### Records provided

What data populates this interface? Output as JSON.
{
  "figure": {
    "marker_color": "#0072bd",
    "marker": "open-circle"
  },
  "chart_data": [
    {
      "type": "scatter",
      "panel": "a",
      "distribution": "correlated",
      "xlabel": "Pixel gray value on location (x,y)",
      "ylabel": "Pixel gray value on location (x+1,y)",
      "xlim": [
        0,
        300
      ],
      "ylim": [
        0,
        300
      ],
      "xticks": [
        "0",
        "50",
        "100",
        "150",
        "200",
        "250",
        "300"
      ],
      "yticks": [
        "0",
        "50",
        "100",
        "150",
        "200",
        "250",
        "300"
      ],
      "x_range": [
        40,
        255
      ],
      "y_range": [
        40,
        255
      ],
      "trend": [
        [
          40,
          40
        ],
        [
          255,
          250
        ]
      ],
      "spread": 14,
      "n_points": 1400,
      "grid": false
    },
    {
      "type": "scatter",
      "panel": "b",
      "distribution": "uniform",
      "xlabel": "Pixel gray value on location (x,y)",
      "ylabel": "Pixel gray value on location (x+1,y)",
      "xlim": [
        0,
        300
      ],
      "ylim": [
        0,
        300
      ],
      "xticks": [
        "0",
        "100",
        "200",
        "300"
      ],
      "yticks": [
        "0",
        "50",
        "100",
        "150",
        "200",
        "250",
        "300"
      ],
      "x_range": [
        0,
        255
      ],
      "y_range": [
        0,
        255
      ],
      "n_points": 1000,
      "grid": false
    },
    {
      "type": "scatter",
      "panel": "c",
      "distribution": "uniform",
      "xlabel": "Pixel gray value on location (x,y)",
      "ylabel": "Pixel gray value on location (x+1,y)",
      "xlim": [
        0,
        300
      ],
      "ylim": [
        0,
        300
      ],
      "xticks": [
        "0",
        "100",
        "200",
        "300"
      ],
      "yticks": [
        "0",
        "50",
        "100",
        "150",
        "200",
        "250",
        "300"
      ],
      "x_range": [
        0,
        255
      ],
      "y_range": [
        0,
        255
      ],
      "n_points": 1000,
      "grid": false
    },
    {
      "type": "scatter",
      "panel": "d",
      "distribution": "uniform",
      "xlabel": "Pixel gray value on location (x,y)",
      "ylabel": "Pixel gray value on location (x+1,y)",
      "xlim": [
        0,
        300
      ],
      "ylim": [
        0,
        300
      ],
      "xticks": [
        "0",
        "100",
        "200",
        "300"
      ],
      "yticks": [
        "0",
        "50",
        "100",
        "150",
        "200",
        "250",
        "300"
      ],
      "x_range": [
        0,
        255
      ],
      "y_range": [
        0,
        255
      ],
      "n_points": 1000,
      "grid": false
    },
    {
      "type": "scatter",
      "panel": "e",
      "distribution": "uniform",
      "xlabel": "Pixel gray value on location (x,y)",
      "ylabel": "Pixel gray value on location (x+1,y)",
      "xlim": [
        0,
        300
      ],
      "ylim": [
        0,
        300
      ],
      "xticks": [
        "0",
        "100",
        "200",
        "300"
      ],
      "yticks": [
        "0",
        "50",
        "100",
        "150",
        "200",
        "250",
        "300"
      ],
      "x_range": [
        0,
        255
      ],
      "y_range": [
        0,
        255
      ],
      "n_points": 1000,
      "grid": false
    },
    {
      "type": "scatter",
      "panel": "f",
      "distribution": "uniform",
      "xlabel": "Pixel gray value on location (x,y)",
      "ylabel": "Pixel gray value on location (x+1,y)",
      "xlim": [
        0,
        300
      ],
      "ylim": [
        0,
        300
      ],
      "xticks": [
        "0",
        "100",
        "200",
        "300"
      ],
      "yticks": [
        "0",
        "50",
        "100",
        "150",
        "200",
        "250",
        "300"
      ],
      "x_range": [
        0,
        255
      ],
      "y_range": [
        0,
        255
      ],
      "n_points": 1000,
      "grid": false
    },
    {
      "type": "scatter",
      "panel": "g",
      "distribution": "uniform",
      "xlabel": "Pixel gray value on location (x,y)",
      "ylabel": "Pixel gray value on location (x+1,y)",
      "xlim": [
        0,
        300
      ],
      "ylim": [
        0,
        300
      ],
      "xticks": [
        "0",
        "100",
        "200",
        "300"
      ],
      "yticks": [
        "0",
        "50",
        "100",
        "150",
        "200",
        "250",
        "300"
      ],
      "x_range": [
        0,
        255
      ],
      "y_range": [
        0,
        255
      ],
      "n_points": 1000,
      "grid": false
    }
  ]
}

### Work to be completed
Reproduce the complete set of lines precisely as supplied.

### Solution for this exercise
What data populates this interface? Output as JSON.
{
  "figure": {
    "marker_color": "#0072bd",
    "marker": "open-circle"
  },
  "chart_data": [
    {
      "type": "scatter",
      "panel": "a",
      "distribution": "correlated",
      "xlabel": "Pixel gray value on location (x,y)",
      "ylabel": "Pixel gray value on location (x+1,y)",
      "xlim": [
        0,
        300
      ],
      "ylim": [
        0,
        300
      ],
      "xticks": [
        "0",
        "50",
        "100",
        "150",
        "200",
        "250",
        "300"
      ],
      "yticks": [
        "0",
        "50",
        "100",
        "150",
        "200",
        "250",
        "300"
      ],
      "x_range": [
        40,
        255
      ],
      "y_range": [
        40,
        255
      ],
      "trend": [
        [
          40,
          40
        ],
        [
          255,
          250
        ]
      ],
      "spread": 14,
      "n_points": 1400,
      "grid": false
    },
    {
      "type": "scatter",
      "panel": "b",
      "distribution": "uniform",
      "xlabel": "Pixel gray value on location (x,y)",
      "ylabel": "Pixel gray value on location (x+1,y)",
      "xlim": [
        0,
        300
      ],
      "ylim": [
        0,
        300
      ],
      "xticks": [
        "0",
        "100",
        "200",
        "300"
      ],
      "yticks": [
        "0",
        "50",
        "100",
        "150",
        "200",
        "250",
        "300"
      ],
      "x_range": [
        0,
        255
      ],
      "y_range": [
        0,
        255
      ],
      "n_points": 1000,
      "grid": false
    },
    {
      "type": "scatter",
      "panel": "c",
      "distribution": "uniform",
      "xlabel": "Pixel gray value on location (x,y)",
      "ylabel": "Pixel gray value on location (x+1,y)",
      "xlim": [
        0,
        300
      ],
      "ylim": [
        0,
        300
      ],
      "xticks": [
        "0",
        "100",
        "200",
        "300"
      ],
      "yticks": [
        "0",
        "50",
        "100",
        "150",
        "200",
        "250",
        "300"
      ],
      "x_range": [
        0,
        255
      ],
      "y_range": [
        0,
        255
      ],
      "n_points": 1000,
      "grid": false
    },
    {
      "type": "scatter",
      "panel": "d",
      "distribution": "uniform",
      "xlabel": "Pixel gray value on location (x,y)",
      "ylabel": "Pixel gray value on location (x+1,y)",
      "xlim": [
        0,
        300
      ],
      "ylim": [
        0,
        300
      ],
      "xticks": [
        "0",
        "100",
        "200",
        "300"
      ],
      "yticks": [
        "0",
        "50",
        "100",
        "150",
        "200",
        "250",
        "300"
      ],
      "x_range": [
        0,
        255
      ],
      "y_range": [
        0,
        255
      ],
      "n_points": 1000,
      "grid": false
    },
    {
      "type": "scatter",
      "panel": "e",
      "distribution": "uniform",
      "xlabel": "Pixel gray value on location (x,y)",
      "ylabel": "Pixel gray value on location (x+1,y)",
      "xlim": [
        0,
        300
      ],
      "ylim": [
        0,
        300
      ],
      "xticks": [
        "0",
        "100",
        "200",
        "300"
      ],
      "yticks": [
        "0",
        "50",
        "100",
        "150",
        "200",
        "250",
        "300"
      ],
      "x_range": [
        0,
        255
      ],
      "y_range": [
        0,
        255
      ],
      "n_points": 1000,
      "grid": false
    },
    {
      "type": "scatter",
      "panel": "f",
      "distribution": "uniform",
      "xlabel": "Pixel gray value on location (x,y)",
      "ylabel": "Pixel gray value on location (x+1,y)",
      "xlim": [
        0,
        300
      ],
      "ylim": [
        0,
        300
      ],
      "xticks": [
        "0",
        "100",
        "200",
        "300"
      ],
      "yticks": [
        "0",
        "50",
        "100",
        "150",
        "200",
        "250",
        "300"
      ],
      "x_range": [
        0,
        255
      ],
      "y_range": [
        0,
        255
      ],
      "n_points": 1000,
      "grid": false
    },
    {
      "type": "scatter",
      "panel": "g",
      "distribution": "uniform",
      "xlabel": "Pixel gray value on location (x,y)",
      "ylabel": "Pixel gray value on location (x+1,y)",
      "xlim": [
        0,
        300
      ],
      "ylim": [
        0,
        300
      ],
      "xticks": [
        "0",
        "100",
        "200",
        "300"
      ],
      "yticks": [
        "0",
        "50",
        "100",
        "150",
        "200",
        "250",
        "300"
      ],
      "x_range": [
        0,
        255
      ],
      "y_range": [
        0,
        255
      ],
      "n_points": 1000,
      "grid": false
    }
  ]
}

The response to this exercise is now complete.